Dataset rows:
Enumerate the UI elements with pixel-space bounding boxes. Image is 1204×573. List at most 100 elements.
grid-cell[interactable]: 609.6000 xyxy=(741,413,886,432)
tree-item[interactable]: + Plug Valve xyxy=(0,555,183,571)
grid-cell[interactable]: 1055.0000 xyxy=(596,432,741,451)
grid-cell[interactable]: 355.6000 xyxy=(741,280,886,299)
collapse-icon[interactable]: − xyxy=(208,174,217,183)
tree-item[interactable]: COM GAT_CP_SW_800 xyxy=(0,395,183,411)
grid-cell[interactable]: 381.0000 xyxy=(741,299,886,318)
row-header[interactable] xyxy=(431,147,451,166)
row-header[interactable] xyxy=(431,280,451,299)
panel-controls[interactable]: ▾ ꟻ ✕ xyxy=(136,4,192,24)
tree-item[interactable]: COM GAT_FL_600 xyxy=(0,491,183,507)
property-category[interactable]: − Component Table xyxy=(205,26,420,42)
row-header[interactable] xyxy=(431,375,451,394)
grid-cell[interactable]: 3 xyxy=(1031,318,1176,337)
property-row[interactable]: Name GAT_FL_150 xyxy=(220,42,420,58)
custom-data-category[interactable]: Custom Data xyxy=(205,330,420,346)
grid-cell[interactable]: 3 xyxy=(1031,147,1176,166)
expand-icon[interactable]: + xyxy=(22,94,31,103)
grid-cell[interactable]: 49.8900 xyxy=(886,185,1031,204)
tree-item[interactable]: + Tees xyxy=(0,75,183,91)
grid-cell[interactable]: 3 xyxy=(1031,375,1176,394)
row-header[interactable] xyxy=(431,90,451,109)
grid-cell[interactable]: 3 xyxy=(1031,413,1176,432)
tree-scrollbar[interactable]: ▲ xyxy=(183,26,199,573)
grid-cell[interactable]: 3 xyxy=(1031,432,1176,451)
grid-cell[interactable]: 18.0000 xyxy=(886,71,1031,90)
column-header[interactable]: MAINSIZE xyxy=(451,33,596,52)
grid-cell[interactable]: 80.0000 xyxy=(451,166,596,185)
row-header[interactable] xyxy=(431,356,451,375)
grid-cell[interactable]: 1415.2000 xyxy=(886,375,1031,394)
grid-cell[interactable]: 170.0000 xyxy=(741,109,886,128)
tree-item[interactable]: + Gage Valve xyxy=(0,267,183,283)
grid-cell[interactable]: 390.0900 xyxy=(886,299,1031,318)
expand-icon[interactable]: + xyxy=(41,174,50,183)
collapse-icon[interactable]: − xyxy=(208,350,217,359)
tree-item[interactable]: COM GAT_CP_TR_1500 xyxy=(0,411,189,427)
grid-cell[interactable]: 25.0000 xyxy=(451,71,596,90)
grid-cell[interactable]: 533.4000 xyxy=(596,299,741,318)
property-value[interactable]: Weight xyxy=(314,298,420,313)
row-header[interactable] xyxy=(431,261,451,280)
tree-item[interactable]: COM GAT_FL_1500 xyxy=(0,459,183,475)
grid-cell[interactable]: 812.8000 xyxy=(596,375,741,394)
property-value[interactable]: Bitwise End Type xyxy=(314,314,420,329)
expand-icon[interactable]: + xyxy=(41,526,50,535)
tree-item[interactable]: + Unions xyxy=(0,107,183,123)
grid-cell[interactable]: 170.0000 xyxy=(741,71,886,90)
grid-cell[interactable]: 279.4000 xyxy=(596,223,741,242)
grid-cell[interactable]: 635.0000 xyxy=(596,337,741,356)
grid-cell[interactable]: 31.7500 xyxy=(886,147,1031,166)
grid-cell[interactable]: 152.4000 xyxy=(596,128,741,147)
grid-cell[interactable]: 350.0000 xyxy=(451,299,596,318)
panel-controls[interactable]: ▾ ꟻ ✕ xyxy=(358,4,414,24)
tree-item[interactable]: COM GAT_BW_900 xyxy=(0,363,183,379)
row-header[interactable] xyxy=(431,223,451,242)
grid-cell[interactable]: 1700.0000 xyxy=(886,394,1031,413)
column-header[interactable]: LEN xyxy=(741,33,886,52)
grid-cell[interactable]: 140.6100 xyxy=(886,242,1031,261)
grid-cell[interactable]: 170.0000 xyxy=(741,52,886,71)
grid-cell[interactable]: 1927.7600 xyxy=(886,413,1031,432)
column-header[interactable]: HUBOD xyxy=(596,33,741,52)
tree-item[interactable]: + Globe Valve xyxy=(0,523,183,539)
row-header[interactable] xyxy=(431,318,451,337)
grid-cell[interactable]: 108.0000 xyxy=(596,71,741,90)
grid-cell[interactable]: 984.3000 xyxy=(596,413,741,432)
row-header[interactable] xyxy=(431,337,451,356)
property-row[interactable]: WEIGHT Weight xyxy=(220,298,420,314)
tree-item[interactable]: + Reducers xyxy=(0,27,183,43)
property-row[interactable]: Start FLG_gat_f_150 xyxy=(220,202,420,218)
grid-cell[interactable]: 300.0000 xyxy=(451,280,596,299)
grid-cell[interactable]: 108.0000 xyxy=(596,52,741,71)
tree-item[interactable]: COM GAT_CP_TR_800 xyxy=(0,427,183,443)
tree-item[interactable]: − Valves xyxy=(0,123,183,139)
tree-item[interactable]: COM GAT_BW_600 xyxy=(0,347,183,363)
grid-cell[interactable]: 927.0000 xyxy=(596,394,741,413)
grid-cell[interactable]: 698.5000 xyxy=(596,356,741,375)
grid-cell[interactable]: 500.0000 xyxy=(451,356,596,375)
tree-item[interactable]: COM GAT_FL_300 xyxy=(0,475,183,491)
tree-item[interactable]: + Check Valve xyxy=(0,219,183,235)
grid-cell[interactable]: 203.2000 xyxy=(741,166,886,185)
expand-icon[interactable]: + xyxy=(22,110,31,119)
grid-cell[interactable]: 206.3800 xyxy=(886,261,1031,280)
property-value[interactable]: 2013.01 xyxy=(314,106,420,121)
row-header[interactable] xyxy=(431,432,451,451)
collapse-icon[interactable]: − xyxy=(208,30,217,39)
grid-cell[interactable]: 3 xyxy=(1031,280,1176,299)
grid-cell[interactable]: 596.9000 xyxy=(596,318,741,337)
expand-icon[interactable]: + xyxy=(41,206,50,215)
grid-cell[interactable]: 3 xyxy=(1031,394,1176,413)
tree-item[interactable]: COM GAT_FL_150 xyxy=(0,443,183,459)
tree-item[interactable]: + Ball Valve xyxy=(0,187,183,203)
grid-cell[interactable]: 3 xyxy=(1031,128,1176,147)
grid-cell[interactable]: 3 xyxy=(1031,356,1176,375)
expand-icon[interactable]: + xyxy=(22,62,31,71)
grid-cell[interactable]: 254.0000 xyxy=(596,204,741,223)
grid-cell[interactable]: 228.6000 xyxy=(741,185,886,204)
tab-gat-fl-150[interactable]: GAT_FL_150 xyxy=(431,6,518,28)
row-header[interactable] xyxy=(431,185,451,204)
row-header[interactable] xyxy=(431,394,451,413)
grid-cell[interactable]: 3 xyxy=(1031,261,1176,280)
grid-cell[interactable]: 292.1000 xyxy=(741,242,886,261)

Do this: Count the lines in the material above that contain the string "icon". Reply with the number alone.

Written answer: 9